本文抜粋:
_ _ _ _

この大日向食堂での取り組みを聞き、藤原さんから「歴史的にも紐解けますね!」と解説いただきました。

1. コミュニティー
1950年に文部省が発行した学校給食読本に、給食の理想形として掲載されていたのは「コミュニティースクールランチ」という言葉。それは地元の生産者に作ってもらい、近所の人にもつくることを手伝ってもらう、というもの。大日向小学校では、さらに「一緒に食べる」ということが加わっていて面白い!

家族という制度が疲弊している現代、家族以外の人と食べられる場所、そしてふらりとまちの人が入れる場所が増えると良いですね。

2. 食べる時間
現代の学校は、詰め込み教育のため、短い時間で急いで食べさせていたり、会話をせずに集中して食べる「黙食」が流行っているが食べる時間を1時間もとっているのはすばらしい!

3. 割れる食器を使っているということ
東日本大震災を機に、陶器や金継ぎが流行し人が人を慈しむ、ものも慈しむ、ということが増えた。陶器のあたたかみを大切にしそれが壊れるものであるということを理解することはとても良い教育につながると思います。

_ _ _ _

データ:
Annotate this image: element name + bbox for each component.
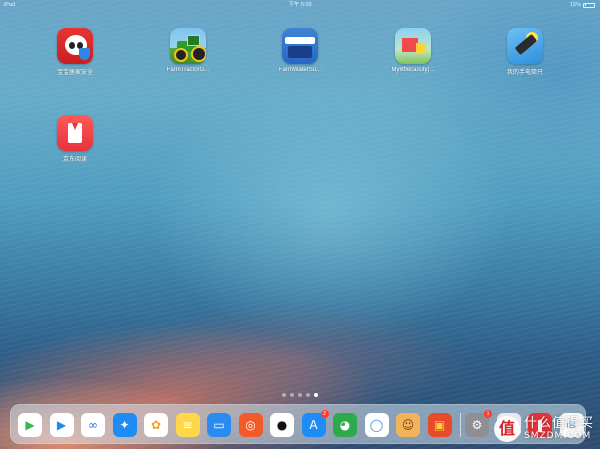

_ _ _ _

演習課題:
a. 本文抜粋をもとに、次の問いに答えてください。
(i) 1950年に文部省が発行した学校給食読本に、給食の理想形として掲載されていた言葉は何ですか。
(ii) 本文抜粋によると、食べる時間はどれだけとられていますか。
(iii) 陶器や金継ぎが流行したきっかけは何ですか。
b. 本文抜粋のうち「この大日向食堂での取り組みを」で始まり「る場所が増えると良いですね。」で終わる部分を、「コミュニティースクールランチ」を「地域給食」に入れ替えて書き直してください。

演習の解答:
a.
(i) 「コミュニティースクールランチ」という言葉です。
(ii) 1時間とられています。
(iii) 東日本大震災がきっかけです。

b.
この大日向食堂での取り組みを聞き、藤原さんから「歴史的にも紐解けますね!」と解説いただきました。

1. コミュニティー
1950年に文部省が発行した学校給食読本に、給食の理想形として掲載されていたのは「地域給食」という言葉。それは地元の生産者に作ってもらい、近所の人にもつくることを手伝ってもらう、というもの。大日向小学校では、さらに「一緒に食べる」ということが加わっていて面白い!

家族という制度が疲弊している現代、家族以外の人と食べられる場所、そしてふらりとまちの人が入れる場所が増えると良いですね。